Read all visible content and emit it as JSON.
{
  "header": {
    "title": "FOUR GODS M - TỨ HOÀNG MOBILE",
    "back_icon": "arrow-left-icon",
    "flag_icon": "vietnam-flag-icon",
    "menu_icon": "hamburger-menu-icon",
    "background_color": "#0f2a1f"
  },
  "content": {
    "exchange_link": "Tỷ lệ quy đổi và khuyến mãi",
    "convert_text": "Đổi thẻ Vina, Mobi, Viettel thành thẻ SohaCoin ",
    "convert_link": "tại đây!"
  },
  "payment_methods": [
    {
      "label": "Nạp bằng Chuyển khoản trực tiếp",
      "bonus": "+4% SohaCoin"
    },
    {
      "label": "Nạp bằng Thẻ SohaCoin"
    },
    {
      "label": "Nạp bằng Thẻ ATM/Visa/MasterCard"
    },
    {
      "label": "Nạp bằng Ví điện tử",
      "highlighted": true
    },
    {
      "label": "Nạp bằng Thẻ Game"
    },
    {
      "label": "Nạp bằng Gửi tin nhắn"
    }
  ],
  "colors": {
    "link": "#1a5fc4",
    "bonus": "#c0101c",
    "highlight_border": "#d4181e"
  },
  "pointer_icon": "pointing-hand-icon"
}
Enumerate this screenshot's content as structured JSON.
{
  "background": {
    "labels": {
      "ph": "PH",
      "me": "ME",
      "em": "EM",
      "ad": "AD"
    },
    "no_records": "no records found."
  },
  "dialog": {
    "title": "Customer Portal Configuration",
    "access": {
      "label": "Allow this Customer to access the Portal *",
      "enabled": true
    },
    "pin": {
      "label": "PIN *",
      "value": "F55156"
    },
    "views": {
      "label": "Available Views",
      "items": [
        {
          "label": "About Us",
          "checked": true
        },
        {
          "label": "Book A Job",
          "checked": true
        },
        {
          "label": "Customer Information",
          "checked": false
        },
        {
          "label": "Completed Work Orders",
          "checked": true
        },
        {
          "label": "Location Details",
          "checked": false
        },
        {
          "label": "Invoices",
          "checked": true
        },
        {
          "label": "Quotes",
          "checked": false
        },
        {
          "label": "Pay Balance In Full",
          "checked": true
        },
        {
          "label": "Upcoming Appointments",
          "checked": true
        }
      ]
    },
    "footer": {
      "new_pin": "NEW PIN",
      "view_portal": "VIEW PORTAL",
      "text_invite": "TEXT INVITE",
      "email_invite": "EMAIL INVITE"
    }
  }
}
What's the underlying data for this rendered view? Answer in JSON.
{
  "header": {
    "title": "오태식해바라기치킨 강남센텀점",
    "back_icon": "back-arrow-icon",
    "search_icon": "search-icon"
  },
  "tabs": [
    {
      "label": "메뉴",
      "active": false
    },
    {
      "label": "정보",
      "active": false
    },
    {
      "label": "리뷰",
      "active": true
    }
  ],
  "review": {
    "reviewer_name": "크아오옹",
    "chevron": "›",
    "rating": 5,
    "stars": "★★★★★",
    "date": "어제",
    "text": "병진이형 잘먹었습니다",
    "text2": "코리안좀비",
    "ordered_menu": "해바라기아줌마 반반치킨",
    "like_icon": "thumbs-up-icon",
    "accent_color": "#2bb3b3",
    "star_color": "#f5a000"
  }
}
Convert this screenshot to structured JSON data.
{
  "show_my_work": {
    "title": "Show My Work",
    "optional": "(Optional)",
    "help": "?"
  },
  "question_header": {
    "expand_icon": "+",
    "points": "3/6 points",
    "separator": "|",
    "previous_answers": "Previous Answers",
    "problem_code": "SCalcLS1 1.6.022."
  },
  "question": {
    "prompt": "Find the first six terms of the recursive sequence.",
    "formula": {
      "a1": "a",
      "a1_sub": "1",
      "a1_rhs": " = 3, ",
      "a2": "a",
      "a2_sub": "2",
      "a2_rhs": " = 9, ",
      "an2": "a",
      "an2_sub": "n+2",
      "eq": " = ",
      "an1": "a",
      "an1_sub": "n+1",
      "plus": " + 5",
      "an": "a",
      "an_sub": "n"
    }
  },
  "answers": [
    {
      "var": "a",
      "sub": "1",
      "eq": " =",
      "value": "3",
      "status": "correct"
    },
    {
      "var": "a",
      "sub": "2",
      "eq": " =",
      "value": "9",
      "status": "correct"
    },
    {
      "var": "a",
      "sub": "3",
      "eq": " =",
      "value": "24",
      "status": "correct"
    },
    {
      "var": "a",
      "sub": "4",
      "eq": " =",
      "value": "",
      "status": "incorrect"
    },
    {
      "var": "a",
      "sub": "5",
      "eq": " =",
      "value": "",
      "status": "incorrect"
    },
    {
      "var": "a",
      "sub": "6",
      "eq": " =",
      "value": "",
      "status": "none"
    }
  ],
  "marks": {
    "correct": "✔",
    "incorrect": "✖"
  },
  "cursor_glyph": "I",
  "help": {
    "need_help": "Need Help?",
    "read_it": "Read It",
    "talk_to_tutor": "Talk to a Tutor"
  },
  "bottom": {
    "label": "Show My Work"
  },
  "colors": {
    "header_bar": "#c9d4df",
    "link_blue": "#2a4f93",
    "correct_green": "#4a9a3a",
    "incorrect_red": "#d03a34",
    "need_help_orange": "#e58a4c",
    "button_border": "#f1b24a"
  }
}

**DESCRIPTION OF THE TASK:**
Exactly as shown above, return every record.

**SOLUTION FOR THIS TASK:**
Read all visible content and emit it as JSON.
{
  "header": {
    "title": "FOUR GODS M - TỨ HOÀNG MOBILE",
    "back_icon": "arrow-left-icon",
    "flag_icon": "vietnam-flag-icon",
    "menu_icon": "hamburger-menu-icon",
    "background_color": "#0f2a1f"
  },
  "content": {
    "exchange_link": "Tỷ lệ quy đổi và khuyến mãi",
    "convert_text": "Đổi thẻ Vina, Mobi, Viettel thành thẻ SohaCoin ",
    "convert_link": "tại đây!"
  },
  "payment_methods": [
    {
      "label": "Nạp bằng Chuyển khoản trực tiếp",
      "bonus": "+4% SohaCoin"
    },
    {
      "label": "Nạp bằng Thẻ SohaCoin"
    },
    {
      "label": "Nạp bằng Thẻ ATM/Visa/MasterCard"
    },
    {
      "label": "Nạp bằng Ví điện tử",
      "highlighted": true
    },
    {
      "label": "Nạp bằng Thẻ Game"
    },
    {
      "label": "Nạp bằng Gửi tin nhắn"
    }
  ],
  "colors": {
    "link": "#1a5fc4",
    "bonus": "#c0101c",
    "highlight_border": "#d4181e"
  },
  "pointer_icon": "pointing-hand-icon"
}
Enumerate this screenshot's content as structured JSON.
{
  "background": {
    "labels": {
      "ph": "PH",
      "me": "ME",
      "em": "EM",
      "ad": "AD"
    },
    "no_records": "no records found."
  },
  "dialog": {
    "title": "Customer Portal Configuration",
    "access": {
      "label": "Allow this Customer to access the Portal *",
      "enabled": true
    },
    "pin": {
      "label": "PIN *",
      "value": "F55156"
    },
    "views": {
      "label": "Available Views",
      "items": [
        {
          "label": "About Us",
          "checked": true
        },
        {
          "label": "Book A Job",
          "checked": true
        },
        {
          "label": "Customer Information",
          "checked": false
        },
        {
          "label": "Completed Work Orders",
          "checked": true
        },
        {
          "label": "Location Details",
          "checked": false
        },
        {
          "label": "Invoices",
          "checked": true
        },
        {
          "label": "Quotes",
          "checked": false
        },
        {
          "label": "Pay Balance In Full",
          "checked": true
        },
        {
          "label": "Upcoming Appointments",
          "checked": true
        }
      ]
    },
    "footer": {
      "new_pin": "NEW PIN",
      "view_portal": "VIEW PORTAL",
      "text_invite": "TEXT INVITE",
      "email_invite": "EMAIL INVITE"
    }
  }
}
What's the underlying data for this rendered view? Answer in JSON.
{
  "header": {
    "title": "오태식해바라기치킨 강남센텀점",
    "back_icon": "back-arrow-icon",
    "search_icon": "search-icon"
  },
  "tabs": [
    {
      "label": "메뉴",
      "active": false
    },
    {
      "label": "정보",
      "active": false
    },
    {
      "label": "리뷰",
      "active": true
    }
  ],
  "review": {
    "reviewer_name": "크아오옹",
    "chevron": "›",
    "rating": 5,
    "stars": "★★★★★",
    "date": "어제",
    "text": "병진이형 잘먹었습니다",
    "text2": "코리안좀비",
    "ordered_menu": "해바라기아줌마 반반치킨",
    "like_icon": "thumbs-up-icon",
    "accent_color": "#2bb3b3",
    "star_color": "#f5a000"
  }
}
Convert this screenshot to structured JSON data.
{
  "show_my_work": {
    "title": "Show My Work",
    "optional": "(Optional)",
    "help": "?"
  },
  "question_header": {
    "expand_icon": "+",
    "points": "3/6 points",
    "separator": "|",
    "previous_answers": "Previous Answers",
    "problem_code": "SCalcLS1 1.6.022."
  },
  "question": {
    "prompt": "Find the first six terms of the recursive sequence.",
    "formula": {
      "a1": "a",
      "a1_sub": "1",
      "a1_rhs": " = 3, ",
      "a2": "a",
      "a2_sub": "2",
      "a2_rhs": " = 9, ",
      "an2": "a",
      "an2_sub": "n+2",
      "eq": " = ",
      "an1": "a",
      "an1_sub": "n+1",
      "plus": " + 5",
      "an": "a",
      "an_sub": "n"
    }
  },
  "answers": [
    {
      "var": "a",
      "sub": "1",
      "eq": " =",
      "value": "3",
      "status": "correct"
    },
    {
      "var": "a",
      "sub": "2",
      "eq": " =",
      "value": "9",
      "status": "correct"
    },
    {
      "var": "a",
      "sub": "3",
      "eq": " =",
      "value": "24",
      "status": "correct"
    },
    {
      "var": "a",
      "sub": "4",
      "eq": " =",
      "value": "",
      "status": "incorrect"
    },
    {
      "var": "a",
      "sub": "5",
      "eq": " =",
      "value": "",
      "status": "incorrect"
    },
    {
      "var": "a",
      "sub": "6",
      "eq": " =",
      "value": "",
      "status": "none"
    }
  ],
  "marks": {
    "correct": "✔",
    "incorrect": "✖"
  },
  "cursor_glyph": "I",
  "help": {
    "need_help": "Need Help?",
    "read_it": "Read It",
    "talk_to_tutor": "Talk to a Tutor"
  },
  "bottom": {
    "label": "Show My Work"
  },
  "colors": {
    "header_bar": "#c9d4df",
    "link_blue": "#2a4f93",
    "correct_green": "#4a9a3a",
    "incorrect_red": "#d03a34",
    "need_help_orange": "#e58a4c",
    "button_border": "#f1b24a"
  }
}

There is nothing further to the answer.